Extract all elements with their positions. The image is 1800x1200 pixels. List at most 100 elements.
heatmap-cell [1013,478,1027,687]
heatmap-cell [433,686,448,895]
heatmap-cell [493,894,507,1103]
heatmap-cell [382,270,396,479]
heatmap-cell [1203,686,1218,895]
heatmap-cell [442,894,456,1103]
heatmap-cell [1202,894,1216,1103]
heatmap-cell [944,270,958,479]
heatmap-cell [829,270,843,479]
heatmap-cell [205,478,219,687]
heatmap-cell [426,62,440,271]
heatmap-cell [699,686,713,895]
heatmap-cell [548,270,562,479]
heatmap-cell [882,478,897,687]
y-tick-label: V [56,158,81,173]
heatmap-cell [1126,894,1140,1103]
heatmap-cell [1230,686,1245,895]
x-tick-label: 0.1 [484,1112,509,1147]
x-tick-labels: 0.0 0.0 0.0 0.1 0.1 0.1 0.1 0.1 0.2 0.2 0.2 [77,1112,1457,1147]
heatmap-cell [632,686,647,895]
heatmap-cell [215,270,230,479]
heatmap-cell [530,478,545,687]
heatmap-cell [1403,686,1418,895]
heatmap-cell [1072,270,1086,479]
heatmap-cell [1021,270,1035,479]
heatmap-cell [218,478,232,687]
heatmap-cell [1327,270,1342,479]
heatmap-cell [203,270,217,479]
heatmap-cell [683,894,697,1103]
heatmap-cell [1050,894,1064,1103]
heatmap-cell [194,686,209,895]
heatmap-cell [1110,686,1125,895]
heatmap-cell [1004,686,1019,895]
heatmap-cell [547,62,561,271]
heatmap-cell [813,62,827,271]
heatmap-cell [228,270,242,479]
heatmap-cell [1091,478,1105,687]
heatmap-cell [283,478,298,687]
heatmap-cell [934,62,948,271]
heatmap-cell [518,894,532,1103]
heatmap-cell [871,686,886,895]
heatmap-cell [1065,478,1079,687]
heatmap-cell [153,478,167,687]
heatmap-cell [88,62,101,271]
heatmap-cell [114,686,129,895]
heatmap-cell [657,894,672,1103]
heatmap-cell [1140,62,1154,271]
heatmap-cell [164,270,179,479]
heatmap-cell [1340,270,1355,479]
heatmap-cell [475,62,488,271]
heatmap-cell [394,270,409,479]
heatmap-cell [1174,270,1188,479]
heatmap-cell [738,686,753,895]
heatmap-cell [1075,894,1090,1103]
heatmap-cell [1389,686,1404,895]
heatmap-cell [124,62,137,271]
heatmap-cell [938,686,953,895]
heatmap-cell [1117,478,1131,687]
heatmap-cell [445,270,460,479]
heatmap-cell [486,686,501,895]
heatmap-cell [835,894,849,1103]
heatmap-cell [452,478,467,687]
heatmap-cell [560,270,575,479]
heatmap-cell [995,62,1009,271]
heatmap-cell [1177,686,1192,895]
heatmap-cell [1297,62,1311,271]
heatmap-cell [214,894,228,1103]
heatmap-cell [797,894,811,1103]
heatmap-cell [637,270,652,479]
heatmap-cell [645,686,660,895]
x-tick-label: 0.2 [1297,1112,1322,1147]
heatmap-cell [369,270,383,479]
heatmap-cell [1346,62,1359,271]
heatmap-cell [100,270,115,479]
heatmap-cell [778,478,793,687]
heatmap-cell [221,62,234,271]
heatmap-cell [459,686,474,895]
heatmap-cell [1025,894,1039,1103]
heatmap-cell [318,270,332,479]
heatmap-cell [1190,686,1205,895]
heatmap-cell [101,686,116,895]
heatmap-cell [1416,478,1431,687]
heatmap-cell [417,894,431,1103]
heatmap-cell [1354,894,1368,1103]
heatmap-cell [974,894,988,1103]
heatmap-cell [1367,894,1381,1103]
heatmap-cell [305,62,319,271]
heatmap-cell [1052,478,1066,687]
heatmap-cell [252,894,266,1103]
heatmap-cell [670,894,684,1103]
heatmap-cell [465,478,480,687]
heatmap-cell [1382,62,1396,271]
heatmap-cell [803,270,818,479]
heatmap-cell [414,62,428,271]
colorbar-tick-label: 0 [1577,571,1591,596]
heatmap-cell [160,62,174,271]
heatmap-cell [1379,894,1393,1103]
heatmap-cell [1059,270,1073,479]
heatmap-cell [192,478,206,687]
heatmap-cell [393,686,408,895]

————————

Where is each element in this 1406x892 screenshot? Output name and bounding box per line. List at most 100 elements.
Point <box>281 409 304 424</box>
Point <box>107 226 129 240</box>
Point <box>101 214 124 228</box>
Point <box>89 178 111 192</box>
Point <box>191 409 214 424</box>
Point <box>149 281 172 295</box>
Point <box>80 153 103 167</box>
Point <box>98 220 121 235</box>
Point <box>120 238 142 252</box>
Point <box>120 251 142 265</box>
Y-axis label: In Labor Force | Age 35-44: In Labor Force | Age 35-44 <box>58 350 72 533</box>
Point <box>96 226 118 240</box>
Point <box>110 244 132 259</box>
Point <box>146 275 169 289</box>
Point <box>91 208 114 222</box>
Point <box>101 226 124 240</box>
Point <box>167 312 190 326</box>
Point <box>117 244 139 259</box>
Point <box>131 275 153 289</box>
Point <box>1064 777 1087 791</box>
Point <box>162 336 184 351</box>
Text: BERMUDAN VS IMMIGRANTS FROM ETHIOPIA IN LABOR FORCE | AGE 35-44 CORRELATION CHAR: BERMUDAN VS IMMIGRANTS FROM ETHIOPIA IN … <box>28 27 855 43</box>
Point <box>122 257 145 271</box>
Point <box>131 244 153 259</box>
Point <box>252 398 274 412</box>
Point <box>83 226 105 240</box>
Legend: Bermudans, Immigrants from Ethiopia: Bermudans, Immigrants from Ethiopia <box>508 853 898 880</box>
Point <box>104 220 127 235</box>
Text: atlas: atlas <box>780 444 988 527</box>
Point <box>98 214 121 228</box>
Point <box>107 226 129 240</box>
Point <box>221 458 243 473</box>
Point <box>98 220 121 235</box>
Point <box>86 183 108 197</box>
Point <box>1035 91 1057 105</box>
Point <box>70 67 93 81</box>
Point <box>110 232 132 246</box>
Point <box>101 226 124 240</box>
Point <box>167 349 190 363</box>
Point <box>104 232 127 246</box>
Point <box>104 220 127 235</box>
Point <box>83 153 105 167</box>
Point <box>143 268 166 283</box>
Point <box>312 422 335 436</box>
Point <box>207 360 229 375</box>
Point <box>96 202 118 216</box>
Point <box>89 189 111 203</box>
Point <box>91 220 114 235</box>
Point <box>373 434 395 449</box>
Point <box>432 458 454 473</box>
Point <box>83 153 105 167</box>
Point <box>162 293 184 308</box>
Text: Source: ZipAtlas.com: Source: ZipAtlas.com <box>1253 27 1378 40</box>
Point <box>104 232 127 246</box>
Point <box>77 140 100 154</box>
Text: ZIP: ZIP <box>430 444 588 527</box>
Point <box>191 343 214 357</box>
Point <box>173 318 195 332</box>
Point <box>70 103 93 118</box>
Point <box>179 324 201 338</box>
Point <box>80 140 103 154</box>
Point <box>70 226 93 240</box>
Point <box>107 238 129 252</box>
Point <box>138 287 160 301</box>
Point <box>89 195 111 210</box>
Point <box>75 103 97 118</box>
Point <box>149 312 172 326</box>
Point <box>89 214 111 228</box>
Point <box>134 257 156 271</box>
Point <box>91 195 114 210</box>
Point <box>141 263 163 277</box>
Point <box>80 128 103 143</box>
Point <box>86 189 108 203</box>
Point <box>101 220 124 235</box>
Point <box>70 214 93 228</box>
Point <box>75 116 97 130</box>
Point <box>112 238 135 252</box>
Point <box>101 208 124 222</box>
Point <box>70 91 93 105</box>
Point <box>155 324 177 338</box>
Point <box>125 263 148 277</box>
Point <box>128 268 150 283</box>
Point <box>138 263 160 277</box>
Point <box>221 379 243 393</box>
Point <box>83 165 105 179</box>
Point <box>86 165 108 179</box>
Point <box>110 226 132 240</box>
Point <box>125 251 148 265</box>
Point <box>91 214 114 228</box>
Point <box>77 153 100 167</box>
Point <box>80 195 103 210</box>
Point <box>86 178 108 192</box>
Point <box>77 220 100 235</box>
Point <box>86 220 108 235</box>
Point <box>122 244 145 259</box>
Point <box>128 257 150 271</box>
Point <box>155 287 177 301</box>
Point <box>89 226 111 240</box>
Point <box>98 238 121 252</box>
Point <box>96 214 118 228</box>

————————

EXERCISE: Rewrite the lines above as a numbered list, beginning at the line that contains "Where is each" and stopping after the line that contains "Point <box>83 226 105 240</box>". Leave out any blank lines.

ANSWER TO THIS TASK:
1. Where is each element in this 1406x892 screenshot? Output name and bounding box per line. List at most 100 elements.
2. Point <box>281 409 304 424</box>
3. Point <box>107 226 129 240</box>
4. Point <box>101 214 124 228</box>
5. Point <box>89 178 111 192</box>
6. Point <box>191 409 214 424</box>
7. Point <box>149 281 172 295</box>
8. Point <box>80 153 103 167</box>
9. Point <box>98 220 121 235</box>
10. Point <box>120 238 142 252</box>
11. Point <box>120 251 142 265</box>
12. Y-axis label: In Labor Force | Age 35-44: In Labor Force | Age 35-44 <box>58 350 72 533</box>
13. Point <box>96 226 118 240</box>
14. Point <box>110 244 132 259</box>
15. Point <box>146 275 169 289</box>
16. Point <box>91 208 114 222</box>
17. Point <box>101 226 124 240</box>
18. Point <box>167 312 190 326</box>
19. Point <box>117 244 139 259</box>
20. Point <box>131 275 153 289</box>
21. Point <box>1064 777 1087 791</box>
22. Point <box>162 336 184 351</box>
23. Text: BERMUDAN VS IMMIGRANTS FROM ETHIOPIA IN LABOR FORCE | AGE 35-44 CORRELATION CHAR: BERMUDAN VS IMMIGRANTS FROM ETHIOPIA IN … <box>28 27 855 43</box>
24. Point <box>122 257 145 271</box>
25. Point <box>131 244 153 259</box>
26. Point <box>252 398 274 412</box>
27. Point <box>83 226 105 240</box>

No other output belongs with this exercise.